--- START ---

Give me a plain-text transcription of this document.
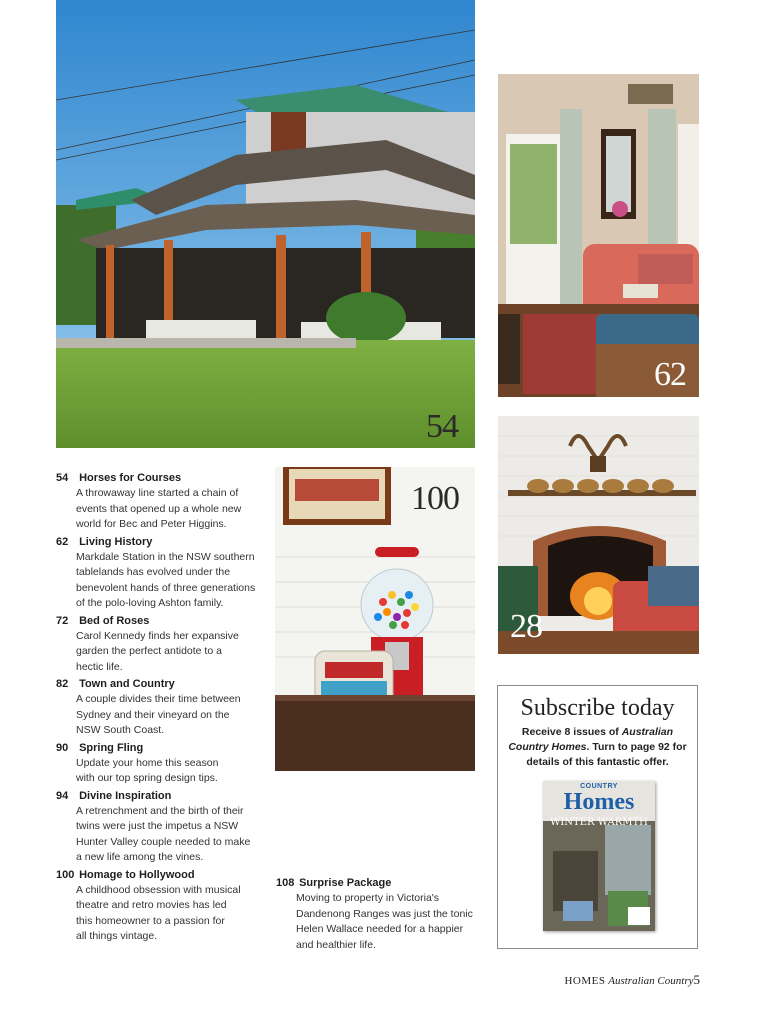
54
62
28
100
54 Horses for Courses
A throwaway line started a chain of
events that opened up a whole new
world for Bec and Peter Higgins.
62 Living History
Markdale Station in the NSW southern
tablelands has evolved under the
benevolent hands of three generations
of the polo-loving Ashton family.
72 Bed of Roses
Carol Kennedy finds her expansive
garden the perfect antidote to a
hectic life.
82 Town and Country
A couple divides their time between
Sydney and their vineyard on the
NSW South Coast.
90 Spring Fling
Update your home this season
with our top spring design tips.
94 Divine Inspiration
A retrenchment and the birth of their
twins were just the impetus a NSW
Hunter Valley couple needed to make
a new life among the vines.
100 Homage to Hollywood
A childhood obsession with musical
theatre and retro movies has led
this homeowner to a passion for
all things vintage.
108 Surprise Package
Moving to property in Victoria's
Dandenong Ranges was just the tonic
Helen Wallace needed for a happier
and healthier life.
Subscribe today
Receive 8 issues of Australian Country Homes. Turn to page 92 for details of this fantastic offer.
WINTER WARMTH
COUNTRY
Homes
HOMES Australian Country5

--- END ---
--- START ---

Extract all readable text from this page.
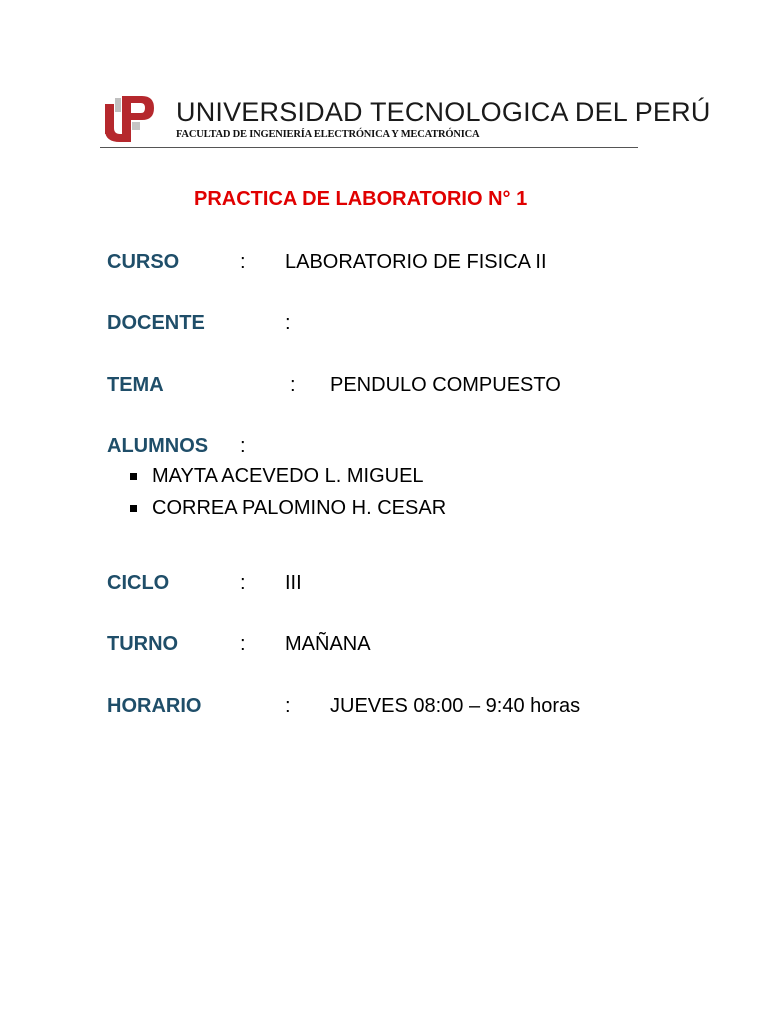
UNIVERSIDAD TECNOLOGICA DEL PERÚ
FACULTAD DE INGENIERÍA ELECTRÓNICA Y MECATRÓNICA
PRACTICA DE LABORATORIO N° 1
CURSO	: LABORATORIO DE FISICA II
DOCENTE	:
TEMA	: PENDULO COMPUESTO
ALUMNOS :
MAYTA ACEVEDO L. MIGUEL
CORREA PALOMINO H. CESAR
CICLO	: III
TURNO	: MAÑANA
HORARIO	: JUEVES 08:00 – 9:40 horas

--- END ---
--- START ---

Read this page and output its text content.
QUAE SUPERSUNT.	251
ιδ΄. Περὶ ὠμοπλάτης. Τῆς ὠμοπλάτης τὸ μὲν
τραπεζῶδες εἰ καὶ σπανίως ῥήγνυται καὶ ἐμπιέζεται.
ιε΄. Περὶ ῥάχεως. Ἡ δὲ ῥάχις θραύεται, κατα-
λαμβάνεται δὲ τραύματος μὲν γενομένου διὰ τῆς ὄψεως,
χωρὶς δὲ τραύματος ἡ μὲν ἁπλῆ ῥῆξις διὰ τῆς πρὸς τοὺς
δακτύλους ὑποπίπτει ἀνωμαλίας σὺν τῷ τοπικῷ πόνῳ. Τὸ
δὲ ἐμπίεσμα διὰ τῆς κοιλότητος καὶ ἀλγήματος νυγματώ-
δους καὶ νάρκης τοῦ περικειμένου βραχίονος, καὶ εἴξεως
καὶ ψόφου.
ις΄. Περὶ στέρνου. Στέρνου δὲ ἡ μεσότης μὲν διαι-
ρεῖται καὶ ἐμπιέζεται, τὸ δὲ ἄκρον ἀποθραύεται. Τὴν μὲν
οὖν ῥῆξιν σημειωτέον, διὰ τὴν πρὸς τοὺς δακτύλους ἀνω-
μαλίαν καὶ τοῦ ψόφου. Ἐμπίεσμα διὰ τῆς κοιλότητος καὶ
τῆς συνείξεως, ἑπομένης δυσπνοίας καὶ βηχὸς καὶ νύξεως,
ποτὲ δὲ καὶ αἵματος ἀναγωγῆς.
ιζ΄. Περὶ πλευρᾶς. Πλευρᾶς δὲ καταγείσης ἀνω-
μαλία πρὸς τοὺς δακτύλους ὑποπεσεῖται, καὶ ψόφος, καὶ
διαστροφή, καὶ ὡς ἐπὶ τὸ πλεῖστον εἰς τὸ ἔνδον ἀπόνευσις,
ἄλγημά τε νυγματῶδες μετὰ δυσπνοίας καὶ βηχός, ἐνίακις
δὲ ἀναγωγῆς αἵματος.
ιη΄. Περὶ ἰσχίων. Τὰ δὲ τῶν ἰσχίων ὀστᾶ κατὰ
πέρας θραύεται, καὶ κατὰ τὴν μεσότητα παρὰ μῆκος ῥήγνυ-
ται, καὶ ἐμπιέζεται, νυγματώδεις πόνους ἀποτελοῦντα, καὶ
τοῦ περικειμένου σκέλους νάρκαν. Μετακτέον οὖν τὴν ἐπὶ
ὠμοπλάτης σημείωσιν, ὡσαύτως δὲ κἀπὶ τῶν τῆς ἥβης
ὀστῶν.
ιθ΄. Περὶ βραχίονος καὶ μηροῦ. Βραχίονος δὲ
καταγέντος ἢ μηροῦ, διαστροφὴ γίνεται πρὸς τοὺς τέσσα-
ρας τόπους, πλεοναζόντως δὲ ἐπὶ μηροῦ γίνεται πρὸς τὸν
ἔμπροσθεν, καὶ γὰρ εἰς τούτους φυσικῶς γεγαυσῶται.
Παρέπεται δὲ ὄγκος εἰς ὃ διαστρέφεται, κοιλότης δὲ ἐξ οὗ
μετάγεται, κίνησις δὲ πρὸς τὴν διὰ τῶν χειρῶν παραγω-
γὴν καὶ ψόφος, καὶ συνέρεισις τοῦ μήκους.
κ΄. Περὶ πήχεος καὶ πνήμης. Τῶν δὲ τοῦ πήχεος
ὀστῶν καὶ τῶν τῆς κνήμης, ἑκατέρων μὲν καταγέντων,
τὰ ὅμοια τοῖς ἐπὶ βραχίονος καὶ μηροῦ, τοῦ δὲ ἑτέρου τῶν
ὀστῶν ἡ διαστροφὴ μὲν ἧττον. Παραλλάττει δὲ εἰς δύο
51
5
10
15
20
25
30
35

--- END ---

## PROBLEM REQUIREMENTS
Work out how many lines of the material above contain the word "διαστροφὴ", then give only that figure.

## WRITTEN RESPONSE
2